* BEGIN Excerpted data *

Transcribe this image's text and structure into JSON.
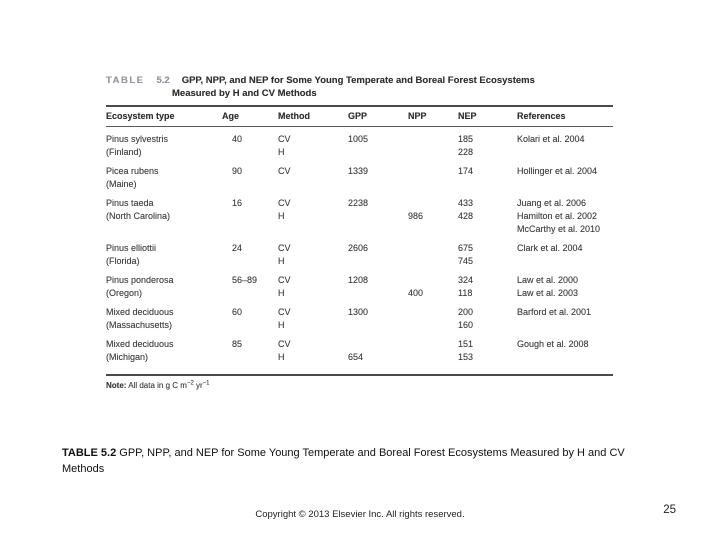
{
  "table": {
    "label": "TABLE",
    "number": "5.2",
    "title_line1": "GPP, NPP, and NEP for Some Young Temperate and Boreal Forest Ecosystems",
    "title_line2": "Measured by H and CV Methods",
    "columns": [
      "Ecosystem type",
      "Age",
      "Method",
      "GPP",
      "NPP",
      "NEP",
      "References"
    ],
    "column_keys": [
      "ecosystem",
      "age",
      "method",
      "gpp",
      "npp",
      "nep",
      "references"
    ],
    "rows": [
      {
        "ecosystem": [
          "Pinus sylvestris",
          "(Finland)"
        ],
        "age": [
          "40"
        ],
        "method": [
          "CV",
          "H"
        ],
        "gpp": [
          "1005"
        ],
        "npp": [],
        "nep": [
          "185",
          "228"
        ],
        "references": [
          "Kolari et al. 2004"
        ]
      },
      {
        "ecosystem": [
          "Picea rubens",
          "(Maine)"
        ],
        "age": [
          "90"
        ],
        "method": [
          "CV"
        ],
        "gpp": [
          "1339"
        ],
        "npp": [],
        "nep": [
          "174"
        ],
        "references": [
          "Hollinger et al. 2004"
        ]
      },
      {
        "ecosystem": [
          "Pinus taeda",
          "(North Carolina)"
        ],
        "age": [
          "16"
        ],
        "method": [
          "CV",
          "H"
        ],
        "gpp": [
          "2238"
        ],
        "npp": [
          "",
          "986"
        ],
        "nep": [
          "433",
          "428"
        ],
        "references": [
          "Juang et al. 2006",
          "Hamilton et al. 2002",
          "McCarthy et al. 2010"
        ]
      },
      {
        "ecosystem": [
          "Pinus elliottii",
          "(Florida)"
        ],
        "age": [
          "24"
        ],
        "method": [
          "CV",
          "H"
        ],
        "gpp": [
          "2606"
        ],
        "npp": [],
        "nep": [
          "675",
          "745"
        ],
        "references": [
          "Clark et al. 2004"
        ]
      },
      {
        "ecosystem": [
          "Pinus ponderosa",
          "(Oregon)"
        ],
        "age": [
          "56–89"
        ],
        "method": [
          "CV",
          "H"
        ],
        "gpp": [
          "1208"
        ],
        "npp": [
          "",
          "400"
        ],
        "nep": [
          "324",
          "118"
        ],
        "references": [
          "Law et al. 2000",
          "Law et al. 2003"
        ]
      },
      {
        "ecosystem": [
          "Mixed deciduous",
          "(Massachusetts)"
        ],
        "age": [
          "60"
        ],
        "method": [
          "CV",
          "H"
        ],
        "gpp": [
          "1300"
        ],
        "npp": [],
        "nep": [
          "200",
          "160"
        ],
        "references": [
          "Barford et al. 2001"
        ]
      },
      {
        "ecosystem": [
          "Mixed deciduous",
          "(Michigan)"
        ],
        "age": [
          "85"
        ],
        "method": [
          "CV",
          "H"
        ],
        "gpp": [
          "",
          "654"
        ],
        "npp": [],
        "nep": [
          "151",
          "153"
        ],
        "references": [
          "Gough et al. 2008"
        ]
      }
    ],
    "note": {
      "label": "Note:",
      "prefix": " All data in g C m",
      "sup1": "−2",
      "mid": " yr",
      "sup2": "−1"
    }
  },
  "slide": {
    "caption_label": "TABLE 5.2",
    "caption_text": " GPP, NPP, and NEP for Some Young Temperate and Boreal Forest Ecosystems Measured by H and CV Methods",
    "copyright": "Copyright © 2013 Elsevier Inc. All rights reserved.",
    "page_number": "25"
  }
}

* END Excerpted data *

*Task*
Go back to the records above and write them out exactly, without the pictures.

*Task solution*
Transcribe this image's text and structure into JSON.
{
  "table": {
    "label": "TABLE",
    "number": "5.2",
    "title_line1": "GPP, NPP, and NEP for Some Young Temperate and Boreal Forest Ecosystems",
    "title_line2": "Measured by H and CV Methods",
    "columns": [
      "Ecosystem type",
      "Age",
      "Method",
      "GPP",
      "NPP",
      "NEP",
      "References"
    ],
    "column_keys": [
      "ecosystem",
      "age",
      "method",
      "gpp",
      "npp",
      "nep",
      "references"
    ],
    "rows": [
      {
        "ecosystem": [
          "Pinus sylvestris",
          "(Finland)"
        ],
        "age": [
          "40"
        ],
        "method": [
          "CV",
          "H"
        ],
        "gpp": [
          "1005"
        ],
        "npp": [],
        "nep": [
          "185",
          "228"
        ],
        "references": [
          "Kolari et al. 2004"
        ]
      },
      {
        "ecosystem": [
          "Picea rubens",
          "(Maine)"
        ],
        "age": [
          "90"
        ],
        "method": [
          "CV"
        ],
        "gpp": [
          "1339"
        ],
        "npp": [],
        "nep": [
          "174"
        ],
        "references": [
          "Hollinger et al. 2004"
        ]
      },
      {
        "ecosystem": [
          "Pinus taeda",
          "(North Carolina)"
        ],
        "age": [
          "16"
        ],
        "method": [
          "CV",
          "H"
        ],
        "gpp": [
          "2238"
        ],
        "npp": [
          "",
          "986"
        ],
        "nep": [
          "433",
          "428"
        ],
        "references": [
          "Juang et al. 2006",
          "Hamilton et al. 2002",
          "McCarthy et al. 2010"
        ]
      },
      {
        "ecosystem": [
          "Pinus elliottii",
          "(Florida)"
        ],
        "age": [
          "24"
        ],
        "method": [
          "CV",
          "H"
        ],
        "gpp": [
          "2606"
        ],
        "npp": [],
        "nep": [
          "675",
          "745"
        ],
        "references": [
          "Clark et al. 2004"
        ]
      },
      {
        "ecosystem": [
          "Pinus ponderosa",
          "(Oregon)"
        ],
        "age": [
          "56–89"
        ],
        "method": [
          "CV",
          "H"
        ],
        "gpp": [
          "1208"
        ],
        "npp": [
          "",
          "400"
        ],
        "nep": [
          "324",
          "118"
        ],
        "references": [
          "Law et al. 2000",
          "Law et al. 2003"
        ]
      },
      {
        "ecosystem": [
          "Mixed deciduous",
          "(Massachusetts)"
        ],
        "age": [
          "60"
        ],
        "method": [
          "CV",
          "H"
        ],
        "gpp": [
          "1300"
        ],
        "npp": [],
        "nep": [
          "200",
          "160"
        ],
        "references": [
          "Barford et al. 2001"
        ]
      },
      {
        "ecosystem": [
          "Mixed deciduous",
          "(Michigan)"
        ],
        "age": [
          "85"
        ],
        "method": [
          "CV",
          "H"
        ],
        "gpp": [
          "",
          "654"
        ],
        "npp": [],
        "nep": [
          "151",
          "153"
        ],
        "references": [
          "Gough et al. 2008"
        ]
      }
    ],
    "note": {
      "label": "Note:",
      "prefix": " All data in g C m",
      "sup1": "−2",
      "mid": " yr",
      "sup2": "−1"
    }
  },
  "slide": {
    "caption_label": "TABLE 5.2",
    "caption_text": " GPP, NPP, and NEP for Some Young Temperate and Boreal Forest Ecosystems Measured by H and CV Methods",
    "copyright": "Copyright © 2013 Elsevier Inc. All rights reserved.",
    "page_number": "25"
  }
}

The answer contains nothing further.